◆ Challenge: Using the records provided below, locate and copy each line that contains the word "color".

## START Data

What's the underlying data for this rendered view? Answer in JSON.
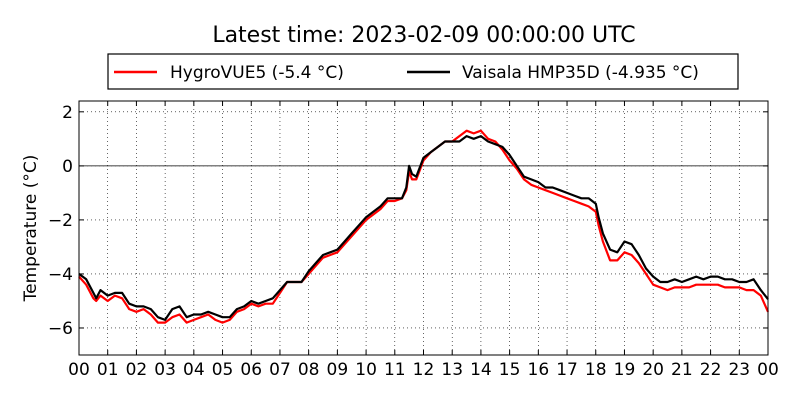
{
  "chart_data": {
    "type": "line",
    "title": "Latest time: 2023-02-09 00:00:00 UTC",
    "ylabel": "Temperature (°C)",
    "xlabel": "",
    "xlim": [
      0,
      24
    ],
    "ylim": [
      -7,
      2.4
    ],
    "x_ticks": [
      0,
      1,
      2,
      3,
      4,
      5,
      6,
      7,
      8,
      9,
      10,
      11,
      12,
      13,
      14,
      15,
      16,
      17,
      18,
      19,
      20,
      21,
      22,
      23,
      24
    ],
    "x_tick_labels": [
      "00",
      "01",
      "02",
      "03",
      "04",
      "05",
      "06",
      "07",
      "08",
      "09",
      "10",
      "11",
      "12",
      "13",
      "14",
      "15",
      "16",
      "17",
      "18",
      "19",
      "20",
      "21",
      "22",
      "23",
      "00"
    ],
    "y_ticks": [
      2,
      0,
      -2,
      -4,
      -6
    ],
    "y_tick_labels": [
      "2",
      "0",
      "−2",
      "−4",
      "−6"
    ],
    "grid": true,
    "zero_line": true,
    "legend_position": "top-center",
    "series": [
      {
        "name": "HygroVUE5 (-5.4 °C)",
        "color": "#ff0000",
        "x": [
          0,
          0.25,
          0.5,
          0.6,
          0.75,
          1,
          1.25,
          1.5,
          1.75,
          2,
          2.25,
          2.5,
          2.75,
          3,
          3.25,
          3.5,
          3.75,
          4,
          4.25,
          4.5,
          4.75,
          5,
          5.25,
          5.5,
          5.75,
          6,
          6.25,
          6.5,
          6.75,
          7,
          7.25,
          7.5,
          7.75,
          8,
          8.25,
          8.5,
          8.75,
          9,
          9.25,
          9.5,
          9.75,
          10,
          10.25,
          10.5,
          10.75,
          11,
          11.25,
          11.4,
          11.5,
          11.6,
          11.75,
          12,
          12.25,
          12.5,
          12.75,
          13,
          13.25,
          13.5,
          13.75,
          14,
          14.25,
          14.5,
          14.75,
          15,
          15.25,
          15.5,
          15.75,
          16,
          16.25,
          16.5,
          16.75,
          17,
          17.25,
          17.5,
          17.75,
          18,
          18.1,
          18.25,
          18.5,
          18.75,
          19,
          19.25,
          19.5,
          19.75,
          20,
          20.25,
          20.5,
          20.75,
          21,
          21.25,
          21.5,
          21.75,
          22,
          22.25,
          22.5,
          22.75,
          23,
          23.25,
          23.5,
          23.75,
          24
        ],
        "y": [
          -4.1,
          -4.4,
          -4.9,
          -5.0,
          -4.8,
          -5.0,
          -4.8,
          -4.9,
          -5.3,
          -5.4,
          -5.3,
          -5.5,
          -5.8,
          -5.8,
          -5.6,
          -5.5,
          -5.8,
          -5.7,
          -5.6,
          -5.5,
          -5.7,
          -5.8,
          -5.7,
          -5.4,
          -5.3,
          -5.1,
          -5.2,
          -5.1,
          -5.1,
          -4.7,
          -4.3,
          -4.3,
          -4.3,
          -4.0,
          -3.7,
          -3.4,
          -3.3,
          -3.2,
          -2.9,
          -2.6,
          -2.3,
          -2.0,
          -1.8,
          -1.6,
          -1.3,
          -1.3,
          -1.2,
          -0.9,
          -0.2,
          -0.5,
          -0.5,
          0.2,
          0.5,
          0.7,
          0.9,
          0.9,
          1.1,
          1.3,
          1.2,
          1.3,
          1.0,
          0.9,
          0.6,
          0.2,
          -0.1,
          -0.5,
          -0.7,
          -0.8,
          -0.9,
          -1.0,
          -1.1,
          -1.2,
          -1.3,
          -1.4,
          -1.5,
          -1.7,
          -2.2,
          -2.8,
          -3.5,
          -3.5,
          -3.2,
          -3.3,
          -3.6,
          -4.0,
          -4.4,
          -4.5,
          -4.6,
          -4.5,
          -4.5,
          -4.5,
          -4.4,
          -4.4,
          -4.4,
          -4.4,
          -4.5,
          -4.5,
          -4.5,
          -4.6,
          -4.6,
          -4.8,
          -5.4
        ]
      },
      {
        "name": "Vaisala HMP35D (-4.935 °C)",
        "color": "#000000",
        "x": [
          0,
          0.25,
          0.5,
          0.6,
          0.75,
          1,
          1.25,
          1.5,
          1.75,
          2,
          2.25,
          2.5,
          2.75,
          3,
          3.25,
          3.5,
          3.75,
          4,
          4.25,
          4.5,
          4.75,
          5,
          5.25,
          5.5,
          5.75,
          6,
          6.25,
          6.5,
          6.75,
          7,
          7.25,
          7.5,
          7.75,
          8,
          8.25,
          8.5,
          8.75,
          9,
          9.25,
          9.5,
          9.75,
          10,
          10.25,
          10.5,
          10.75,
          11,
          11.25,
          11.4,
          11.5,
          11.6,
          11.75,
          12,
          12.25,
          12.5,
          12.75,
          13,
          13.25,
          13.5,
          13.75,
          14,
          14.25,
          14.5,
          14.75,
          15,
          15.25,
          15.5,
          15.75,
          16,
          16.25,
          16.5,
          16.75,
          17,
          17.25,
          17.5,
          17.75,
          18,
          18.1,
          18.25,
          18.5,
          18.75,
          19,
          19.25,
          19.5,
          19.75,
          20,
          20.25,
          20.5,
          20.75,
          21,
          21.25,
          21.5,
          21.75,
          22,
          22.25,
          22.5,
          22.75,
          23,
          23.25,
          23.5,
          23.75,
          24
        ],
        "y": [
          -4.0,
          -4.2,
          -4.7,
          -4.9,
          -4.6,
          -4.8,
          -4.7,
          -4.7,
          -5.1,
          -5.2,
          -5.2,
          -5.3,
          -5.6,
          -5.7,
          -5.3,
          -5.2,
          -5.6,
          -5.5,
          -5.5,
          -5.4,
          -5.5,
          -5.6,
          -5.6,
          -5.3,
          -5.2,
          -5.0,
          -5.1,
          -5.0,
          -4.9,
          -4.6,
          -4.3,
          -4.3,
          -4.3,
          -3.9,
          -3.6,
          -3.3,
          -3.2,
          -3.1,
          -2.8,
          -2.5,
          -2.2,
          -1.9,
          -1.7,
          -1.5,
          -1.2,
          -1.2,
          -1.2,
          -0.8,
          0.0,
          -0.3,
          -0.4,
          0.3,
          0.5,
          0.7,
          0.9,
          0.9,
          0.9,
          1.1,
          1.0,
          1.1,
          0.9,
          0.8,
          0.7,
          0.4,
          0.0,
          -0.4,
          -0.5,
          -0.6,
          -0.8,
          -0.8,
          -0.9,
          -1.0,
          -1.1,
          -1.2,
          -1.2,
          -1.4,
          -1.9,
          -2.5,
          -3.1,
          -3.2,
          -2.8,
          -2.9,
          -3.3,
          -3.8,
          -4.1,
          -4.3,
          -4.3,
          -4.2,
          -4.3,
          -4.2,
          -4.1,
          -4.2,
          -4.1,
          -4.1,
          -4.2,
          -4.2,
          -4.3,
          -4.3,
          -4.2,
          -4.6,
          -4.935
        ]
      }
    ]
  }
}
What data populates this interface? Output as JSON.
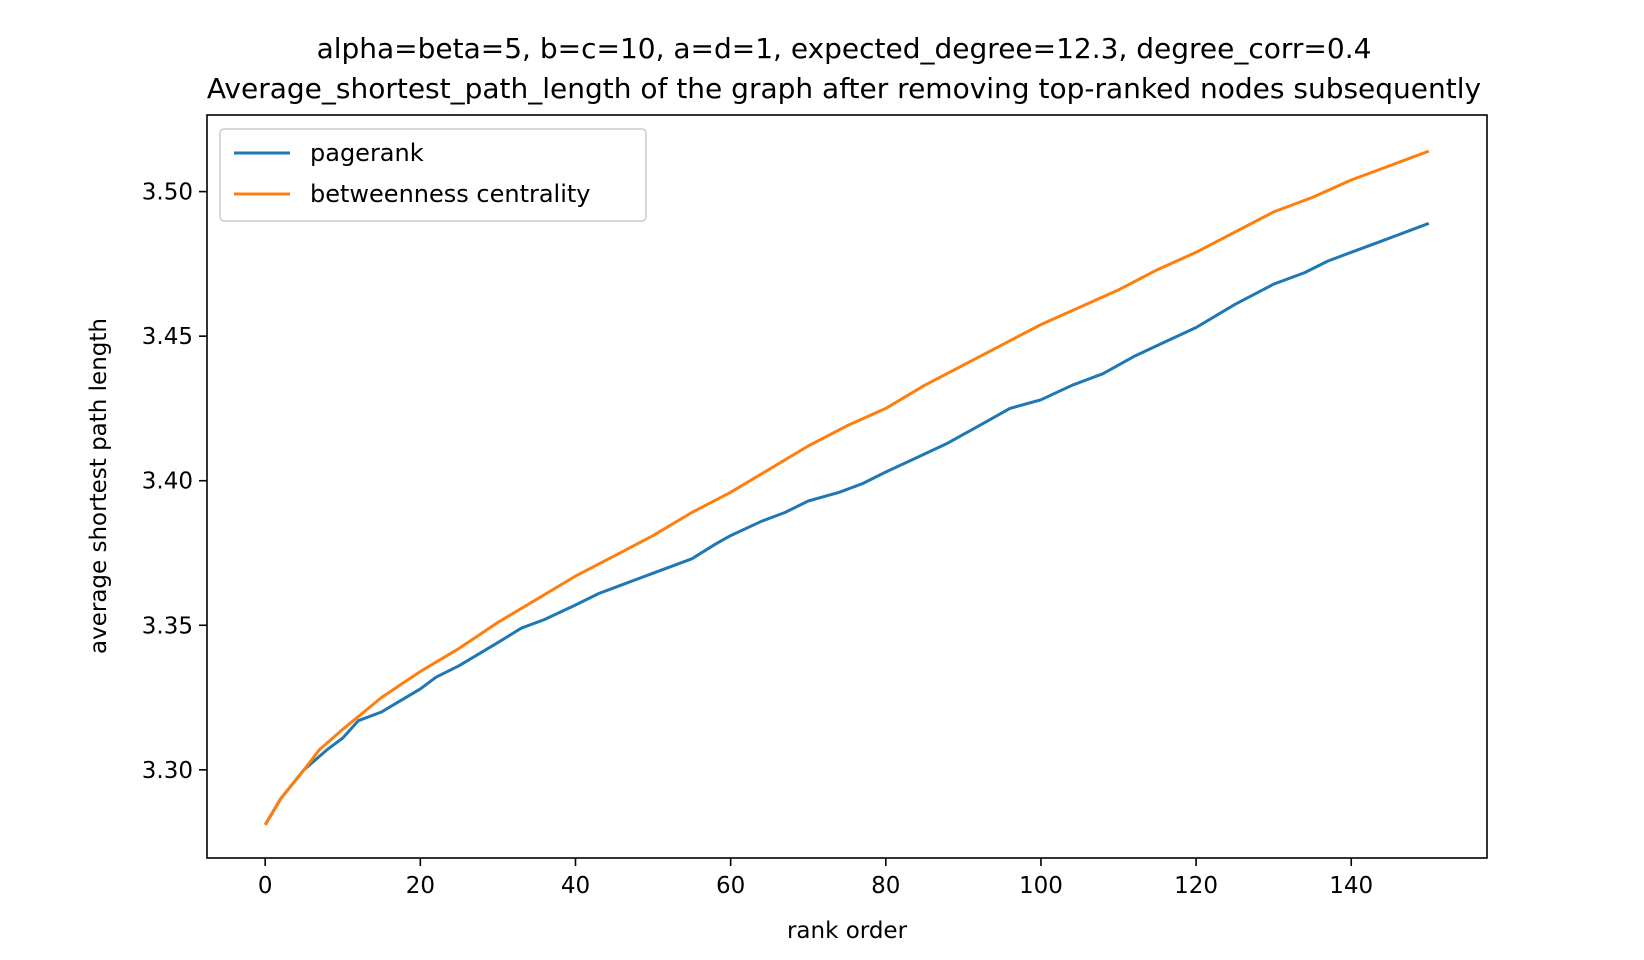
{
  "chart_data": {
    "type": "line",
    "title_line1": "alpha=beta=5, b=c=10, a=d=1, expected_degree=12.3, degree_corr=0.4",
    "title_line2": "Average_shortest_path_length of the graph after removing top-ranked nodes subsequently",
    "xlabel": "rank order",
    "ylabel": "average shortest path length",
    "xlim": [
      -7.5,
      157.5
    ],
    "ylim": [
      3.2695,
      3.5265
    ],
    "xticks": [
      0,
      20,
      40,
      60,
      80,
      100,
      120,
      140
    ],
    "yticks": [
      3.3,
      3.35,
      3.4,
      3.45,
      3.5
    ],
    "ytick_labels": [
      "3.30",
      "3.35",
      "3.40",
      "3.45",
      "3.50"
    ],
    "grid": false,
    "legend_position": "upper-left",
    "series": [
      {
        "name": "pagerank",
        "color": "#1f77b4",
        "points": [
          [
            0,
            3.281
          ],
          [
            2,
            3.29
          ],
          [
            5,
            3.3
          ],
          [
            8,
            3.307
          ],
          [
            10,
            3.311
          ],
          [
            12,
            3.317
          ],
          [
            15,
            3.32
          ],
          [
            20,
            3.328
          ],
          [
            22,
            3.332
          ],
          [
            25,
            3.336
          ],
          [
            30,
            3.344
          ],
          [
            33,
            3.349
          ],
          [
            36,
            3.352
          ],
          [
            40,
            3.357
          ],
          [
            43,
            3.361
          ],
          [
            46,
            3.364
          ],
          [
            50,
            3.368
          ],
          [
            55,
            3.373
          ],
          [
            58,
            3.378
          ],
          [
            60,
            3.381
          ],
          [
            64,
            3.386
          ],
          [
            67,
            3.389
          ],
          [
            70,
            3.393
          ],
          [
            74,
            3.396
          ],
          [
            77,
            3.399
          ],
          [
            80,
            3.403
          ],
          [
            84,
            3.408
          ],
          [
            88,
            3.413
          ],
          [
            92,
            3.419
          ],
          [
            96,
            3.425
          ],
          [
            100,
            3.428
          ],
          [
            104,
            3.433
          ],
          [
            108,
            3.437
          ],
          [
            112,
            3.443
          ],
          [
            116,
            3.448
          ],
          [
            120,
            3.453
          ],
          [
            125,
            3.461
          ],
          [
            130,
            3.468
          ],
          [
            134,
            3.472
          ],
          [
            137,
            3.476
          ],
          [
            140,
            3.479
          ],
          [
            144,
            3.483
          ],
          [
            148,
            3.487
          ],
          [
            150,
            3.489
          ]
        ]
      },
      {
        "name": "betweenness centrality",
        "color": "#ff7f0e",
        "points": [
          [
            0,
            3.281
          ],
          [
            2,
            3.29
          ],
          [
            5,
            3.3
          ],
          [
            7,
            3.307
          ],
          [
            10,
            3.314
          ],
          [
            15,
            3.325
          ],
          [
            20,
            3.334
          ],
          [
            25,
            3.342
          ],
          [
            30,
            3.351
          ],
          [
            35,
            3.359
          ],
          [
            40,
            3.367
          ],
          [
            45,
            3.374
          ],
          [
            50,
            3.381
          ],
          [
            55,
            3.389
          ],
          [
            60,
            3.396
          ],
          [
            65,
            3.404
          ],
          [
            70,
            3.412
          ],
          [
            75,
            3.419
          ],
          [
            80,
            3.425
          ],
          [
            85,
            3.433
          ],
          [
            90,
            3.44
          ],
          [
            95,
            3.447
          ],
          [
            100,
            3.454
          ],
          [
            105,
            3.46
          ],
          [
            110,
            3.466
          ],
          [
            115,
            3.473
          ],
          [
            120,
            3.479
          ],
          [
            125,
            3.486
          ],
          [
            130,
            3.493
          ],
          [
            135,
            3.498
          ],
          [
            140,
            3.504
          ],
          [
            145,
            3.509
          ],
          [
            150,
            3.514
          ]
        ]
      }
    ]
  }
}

## END Data

◆ Result of this task:
        "color": "#ff0000",
        "color": "#000000",
        "color": "#1f77b4",
        "color": "#ff7f0e",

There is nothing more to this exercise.